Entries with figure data
※ ※ ※
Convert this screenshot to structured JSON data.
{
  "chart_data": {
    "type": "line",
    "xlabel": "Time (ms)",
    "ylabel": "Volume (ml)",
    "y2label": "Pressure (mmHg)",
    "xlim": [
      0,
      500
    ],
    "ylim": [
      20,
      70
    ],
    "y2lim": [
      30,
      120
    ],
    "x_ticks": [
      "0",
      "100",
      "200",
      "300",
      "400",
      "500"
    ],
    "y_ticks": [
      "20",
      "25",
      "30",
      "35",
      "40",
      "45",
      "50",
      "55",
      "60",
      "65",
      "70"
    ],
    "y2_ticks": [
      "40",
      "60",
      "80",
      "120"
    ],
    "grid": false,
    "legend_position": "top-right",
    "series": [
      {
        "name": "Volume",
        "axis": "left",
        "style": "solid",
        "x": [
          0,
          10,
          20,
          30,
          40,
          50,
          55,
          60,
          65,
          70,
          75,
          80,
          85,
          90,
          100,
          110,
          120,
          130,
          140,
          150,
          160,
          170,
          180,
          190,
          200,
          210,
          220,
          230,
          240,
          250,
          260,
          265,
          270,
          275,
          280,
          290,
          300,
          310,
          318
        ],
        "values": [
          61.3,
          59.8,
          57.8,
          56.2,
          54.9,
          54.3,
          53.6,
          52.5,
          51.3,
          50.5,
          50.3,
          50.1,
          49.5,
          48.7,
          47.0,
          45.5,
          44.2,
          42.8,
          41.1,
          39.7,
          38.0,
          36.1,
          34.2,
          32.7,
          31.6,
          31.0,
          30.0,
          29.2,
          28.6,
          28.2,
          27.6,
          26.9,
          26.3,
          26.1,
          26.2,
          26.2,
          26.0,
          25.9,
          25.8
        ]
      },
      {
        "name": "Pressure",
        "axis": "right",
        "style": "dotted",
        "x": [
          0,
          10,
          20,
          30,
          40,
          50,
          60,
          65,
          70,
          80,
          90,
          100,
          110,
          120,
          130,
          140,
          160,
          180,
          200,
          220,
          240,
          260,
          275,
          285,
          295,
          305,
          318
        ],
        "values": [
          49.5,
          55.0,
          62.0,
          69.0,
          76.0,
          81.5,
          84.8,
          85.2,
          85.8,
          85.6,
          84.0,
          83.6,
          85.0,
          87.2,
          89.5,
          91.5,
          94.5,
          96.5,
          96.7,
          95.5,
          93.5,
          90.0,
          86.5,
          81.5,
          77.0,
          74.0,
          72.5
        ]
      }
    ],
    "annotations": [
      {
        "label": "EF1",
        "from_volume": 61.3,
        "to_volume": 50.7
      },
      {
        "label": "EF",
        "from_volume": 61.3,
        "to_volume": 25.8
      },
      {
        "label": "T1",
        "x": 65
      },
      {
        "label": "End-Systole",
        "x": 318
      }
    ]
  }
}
※ ※ ※
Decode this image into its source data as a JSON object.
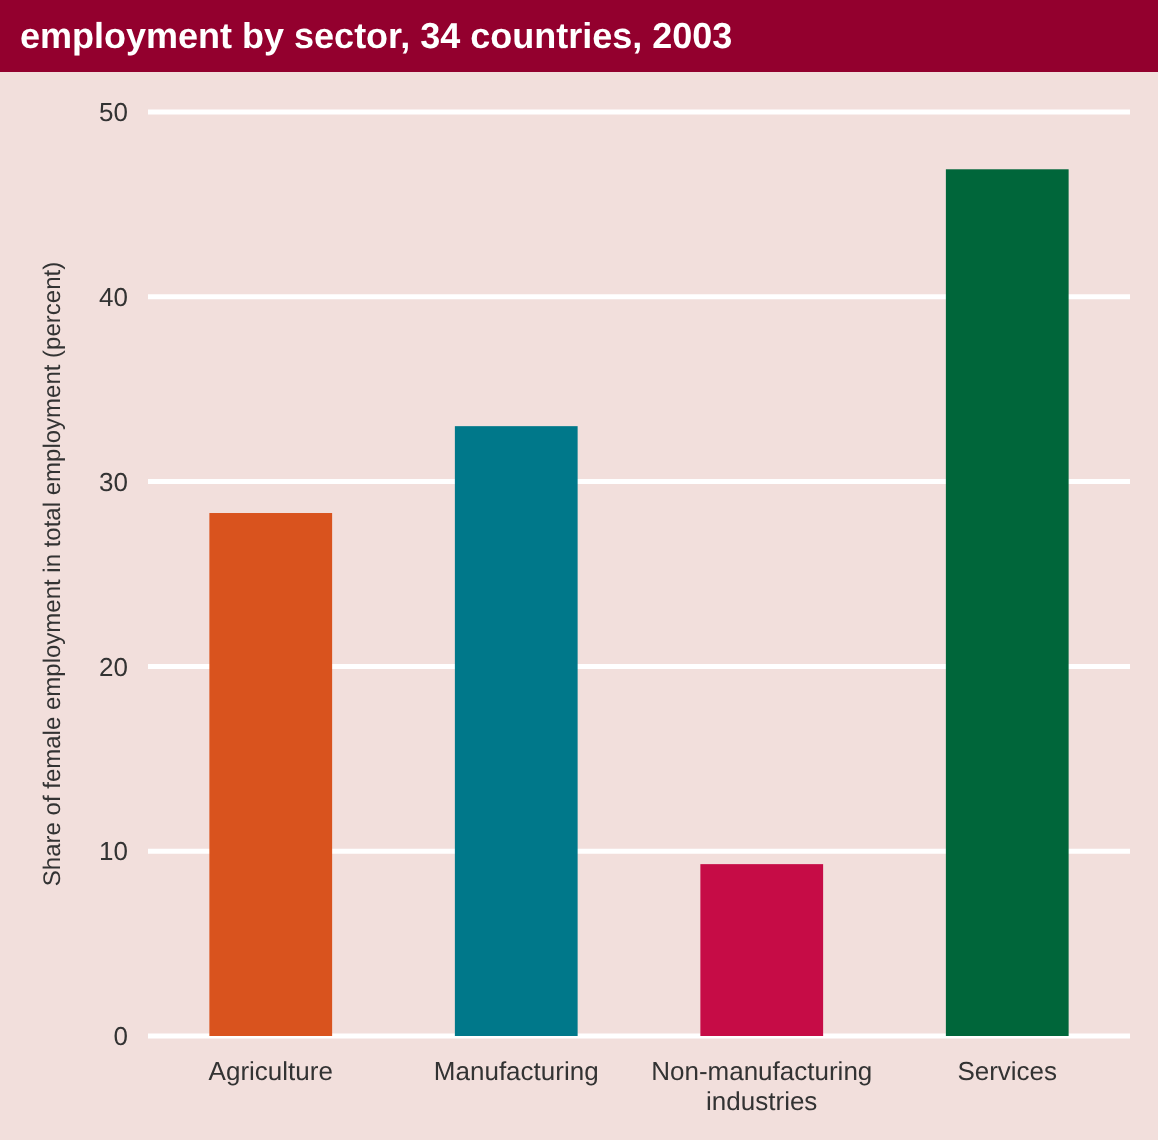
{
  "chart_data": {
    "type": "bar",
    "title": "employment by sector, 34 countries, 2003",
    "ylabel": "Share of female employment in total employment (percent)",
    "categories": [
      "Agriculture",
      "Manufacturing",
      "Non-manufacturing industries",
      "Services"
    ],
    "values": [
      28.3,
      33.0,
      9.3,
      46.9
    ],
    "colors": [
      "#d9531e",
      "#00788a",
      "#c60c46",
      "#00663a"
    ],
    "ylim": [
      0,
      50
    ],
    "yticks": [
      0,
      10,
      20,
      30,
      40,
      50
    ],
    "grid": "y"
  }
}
※ ※ ※
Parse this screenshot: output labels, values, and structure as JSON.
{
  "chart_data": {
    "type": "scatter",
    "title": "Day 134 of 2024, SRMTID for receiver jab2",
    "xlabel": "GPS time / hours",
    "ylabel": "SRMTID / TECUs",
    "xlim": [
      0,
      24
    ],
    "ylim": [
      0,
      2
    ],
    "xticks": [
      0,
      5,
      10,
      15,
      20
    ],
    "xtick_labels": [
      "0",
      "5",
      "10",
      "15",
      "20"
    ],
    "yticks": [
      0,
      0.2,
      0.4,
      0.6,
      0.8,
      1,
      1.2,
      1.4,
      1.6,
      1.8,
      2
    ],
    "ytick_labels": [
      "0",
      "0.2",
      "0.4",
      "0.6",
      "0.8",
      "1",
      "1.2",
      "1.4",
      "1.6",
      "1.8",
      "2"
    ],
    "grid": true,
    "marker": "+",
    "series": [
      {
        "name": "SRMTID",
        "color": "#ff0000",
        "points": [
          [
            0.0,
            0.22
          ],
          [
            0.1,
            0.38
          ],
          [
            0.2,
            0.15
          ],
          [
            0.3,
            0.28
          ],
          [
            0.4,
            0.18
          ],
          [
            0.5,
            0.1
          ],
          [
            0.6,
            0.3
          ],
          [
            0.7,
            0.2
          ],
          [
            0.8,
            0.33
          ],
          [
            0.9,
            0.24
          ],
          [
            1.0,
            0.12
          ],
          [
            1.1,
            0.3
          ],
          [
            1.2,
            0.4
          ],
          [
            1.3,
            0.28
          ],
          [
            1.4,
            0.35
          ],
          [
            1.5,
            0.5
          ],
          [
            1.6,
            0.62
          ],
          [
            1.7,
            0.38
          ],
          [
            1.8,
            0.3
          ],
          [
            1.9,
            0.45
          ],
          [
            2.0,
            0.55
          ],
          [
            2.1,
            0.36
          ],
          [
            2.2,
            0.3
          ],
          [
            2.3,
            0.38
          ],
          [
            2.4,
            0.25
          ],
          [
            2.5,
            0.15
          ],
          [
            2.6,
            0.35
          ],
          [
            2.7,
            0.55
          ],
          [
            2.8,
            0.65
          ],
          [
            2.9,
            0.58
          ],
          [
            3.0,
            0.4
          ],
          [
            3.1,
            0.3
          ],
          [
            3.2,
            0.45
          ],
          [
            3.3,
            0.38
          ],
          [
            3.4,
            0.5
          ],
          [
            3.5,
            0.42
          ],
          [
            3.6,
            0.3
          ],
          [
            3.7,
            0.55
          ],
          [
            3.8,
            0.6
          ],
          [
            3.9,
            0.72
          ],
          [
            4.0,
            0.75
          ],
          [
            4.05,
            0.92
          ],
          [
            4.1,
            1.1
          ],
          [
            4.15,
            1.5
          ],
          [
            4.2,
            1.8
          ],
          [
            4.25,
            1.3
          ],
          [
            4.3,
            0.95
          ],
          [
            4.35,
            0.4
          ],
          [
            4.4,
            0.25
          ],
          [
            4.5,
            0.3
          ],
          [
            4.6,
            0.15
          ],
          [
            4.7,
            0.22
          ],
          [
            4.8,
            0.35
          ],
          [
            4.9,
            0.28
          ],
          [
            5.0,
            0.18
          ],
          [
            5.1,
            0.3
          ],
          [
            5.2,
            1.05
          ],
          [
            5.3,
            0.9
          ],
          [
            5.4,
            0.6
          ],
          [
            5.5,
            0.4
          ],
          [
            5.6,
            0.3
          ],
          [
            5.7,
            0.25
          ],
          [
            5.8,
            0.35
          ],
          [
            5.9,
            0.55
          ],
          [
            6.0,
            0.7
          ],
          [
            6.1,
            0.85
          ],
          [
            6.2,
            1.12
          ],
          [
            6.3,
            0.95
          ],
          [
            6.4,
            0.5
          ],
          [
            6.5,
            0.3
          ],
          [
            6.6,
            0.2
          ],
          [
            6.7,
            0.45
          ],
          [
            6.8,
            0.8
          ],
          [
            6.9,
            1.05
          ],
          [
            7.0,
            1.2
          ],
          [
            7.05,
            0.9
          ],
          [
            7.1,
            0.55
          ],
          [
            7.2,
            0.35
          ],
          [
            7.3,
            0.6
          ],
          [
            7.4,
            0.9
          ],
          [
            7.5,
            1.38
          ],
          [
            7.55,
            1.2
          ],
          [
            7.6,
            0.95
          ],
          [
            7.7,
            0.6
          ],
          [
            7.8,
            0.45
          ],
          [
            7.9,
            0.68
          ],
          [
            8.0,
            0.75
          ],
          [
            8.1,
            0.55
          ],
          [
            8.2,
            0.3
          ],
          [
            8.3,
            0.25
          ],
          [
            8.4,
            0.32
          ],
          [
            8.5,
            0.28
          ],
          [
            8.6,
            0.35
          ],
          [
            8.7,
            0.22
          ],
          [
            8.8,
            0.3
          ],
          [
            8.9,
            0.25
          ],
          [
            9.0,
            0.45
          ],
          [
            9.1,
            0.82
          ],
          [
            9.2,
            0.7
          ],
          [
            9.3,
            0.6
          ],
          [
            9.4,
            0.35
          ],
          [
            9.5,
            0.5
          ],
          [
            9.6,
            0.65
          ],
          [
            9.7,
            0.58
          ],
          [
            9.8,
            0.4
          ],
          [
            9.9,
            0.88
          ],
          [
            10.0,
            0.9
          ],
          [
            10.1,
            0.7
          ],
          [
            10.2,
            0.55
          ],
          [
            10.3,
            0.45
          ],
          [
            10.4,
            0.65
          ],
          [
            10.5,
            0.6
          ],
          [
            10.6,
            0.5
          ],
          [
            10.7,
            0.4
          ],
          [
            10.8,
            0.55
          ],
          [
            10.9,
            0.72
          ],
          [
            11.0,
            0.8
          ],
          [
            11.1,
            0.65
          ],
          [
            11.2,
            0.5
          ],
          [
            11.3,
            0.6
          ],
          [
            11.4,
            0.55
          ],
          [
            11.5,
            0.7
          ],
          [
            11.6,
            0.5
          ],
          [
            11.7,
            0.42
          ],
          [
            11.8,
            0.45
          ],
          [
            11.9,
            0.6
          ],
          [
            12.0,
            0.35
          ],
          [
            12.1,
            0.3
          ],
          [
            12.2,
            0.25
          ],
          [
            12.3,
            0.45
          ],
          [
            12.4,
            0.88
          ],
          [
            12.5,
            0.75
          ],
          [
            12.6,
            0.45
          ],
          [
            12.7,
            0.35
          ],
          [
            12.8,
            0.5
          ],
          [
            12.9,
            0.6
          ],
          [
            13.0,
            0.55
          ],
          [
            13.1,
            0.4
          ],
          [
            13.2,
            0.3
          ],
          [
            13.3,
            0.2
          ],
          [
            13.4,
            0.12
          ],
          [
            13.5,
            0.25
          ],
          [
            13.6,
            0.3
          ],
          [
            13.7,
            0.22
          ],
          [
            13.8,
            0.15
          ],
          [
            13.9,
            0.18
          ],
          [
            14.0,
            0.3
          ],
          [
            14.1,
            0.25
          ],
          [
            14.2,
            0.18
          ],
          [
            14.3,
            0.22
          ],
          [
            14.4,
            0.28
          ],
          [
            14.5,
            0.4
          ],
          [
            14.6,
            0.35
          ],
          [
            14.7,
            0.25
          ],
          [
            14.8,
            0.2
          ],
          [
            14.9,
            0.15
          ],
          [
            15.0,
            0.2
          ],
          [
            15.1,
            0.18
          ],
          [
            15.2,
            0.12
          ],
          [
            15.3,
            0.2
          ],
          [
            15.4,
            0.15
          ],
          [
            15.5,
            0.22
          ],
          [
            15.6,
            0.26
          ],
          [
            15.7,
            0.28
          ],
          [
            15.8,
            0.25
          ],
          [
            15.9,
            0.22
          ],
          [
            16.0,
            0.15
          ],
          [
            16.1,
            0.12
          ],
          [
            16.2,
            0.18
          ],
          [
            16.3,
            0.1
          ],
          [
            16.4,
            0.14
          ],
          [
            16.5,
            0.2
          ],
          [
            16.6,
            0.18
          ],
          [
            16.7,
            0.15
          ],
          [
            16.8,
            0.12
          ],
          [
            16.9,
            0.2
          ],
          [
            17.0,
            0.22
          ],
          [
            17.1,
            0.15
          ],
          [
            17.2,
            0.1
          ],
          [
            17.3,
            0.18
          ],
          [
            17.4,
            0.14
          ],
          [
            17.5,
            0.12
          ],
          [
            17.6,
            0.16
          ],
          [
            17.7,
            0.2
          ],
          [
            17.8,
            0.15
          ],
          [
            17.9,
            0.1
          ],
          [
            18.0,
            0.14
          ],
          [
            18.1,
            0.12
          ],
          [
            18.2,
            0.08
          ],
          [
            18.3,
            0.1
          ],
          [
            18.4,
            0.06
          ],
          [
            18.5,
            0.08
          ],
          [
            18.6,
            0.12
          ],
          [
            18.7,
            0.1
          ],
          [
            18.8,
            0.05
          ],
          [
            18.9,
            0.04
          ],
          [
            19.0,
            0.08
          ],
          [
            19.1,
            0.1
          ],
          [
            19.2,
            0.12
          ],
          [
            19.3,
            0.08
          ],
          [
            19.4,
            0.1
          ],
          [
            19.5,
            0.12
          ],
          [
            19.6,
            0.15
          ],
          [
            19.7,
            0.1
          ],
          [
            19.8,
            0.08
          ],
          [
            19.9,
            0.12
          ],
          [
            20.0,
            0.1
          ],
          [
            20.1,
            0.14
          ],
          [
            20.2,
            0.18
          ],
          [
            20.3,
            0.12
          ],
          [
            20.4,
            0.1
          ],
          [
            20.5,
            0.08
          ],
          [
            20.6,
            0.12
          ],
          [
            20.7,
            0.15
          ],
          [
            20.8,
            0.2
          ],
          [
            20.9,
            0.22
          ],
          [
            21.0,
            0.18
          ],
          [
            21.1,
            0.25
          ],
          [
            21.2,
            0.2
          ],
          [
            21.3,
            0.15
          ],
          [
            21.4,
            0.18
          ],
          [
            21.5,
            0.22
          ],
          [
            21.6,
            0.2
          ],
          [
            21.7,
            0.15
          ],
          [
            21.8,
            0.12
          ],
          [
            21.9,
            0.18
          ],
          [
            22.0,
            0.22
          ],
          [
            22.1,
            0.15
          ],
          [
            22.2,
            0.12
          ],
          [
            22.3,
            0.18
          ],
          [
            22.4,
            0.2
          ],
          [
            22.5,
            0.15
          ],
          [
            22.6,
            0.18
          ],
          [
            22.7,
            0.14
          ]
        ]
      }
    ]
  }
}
※ ※ ※
• _Direction_
Pull out all lines of the data with the string "xlabel".

• _Output_
    "xlabel": "Time (ms)",
    "xlabel": "GPS time / hours",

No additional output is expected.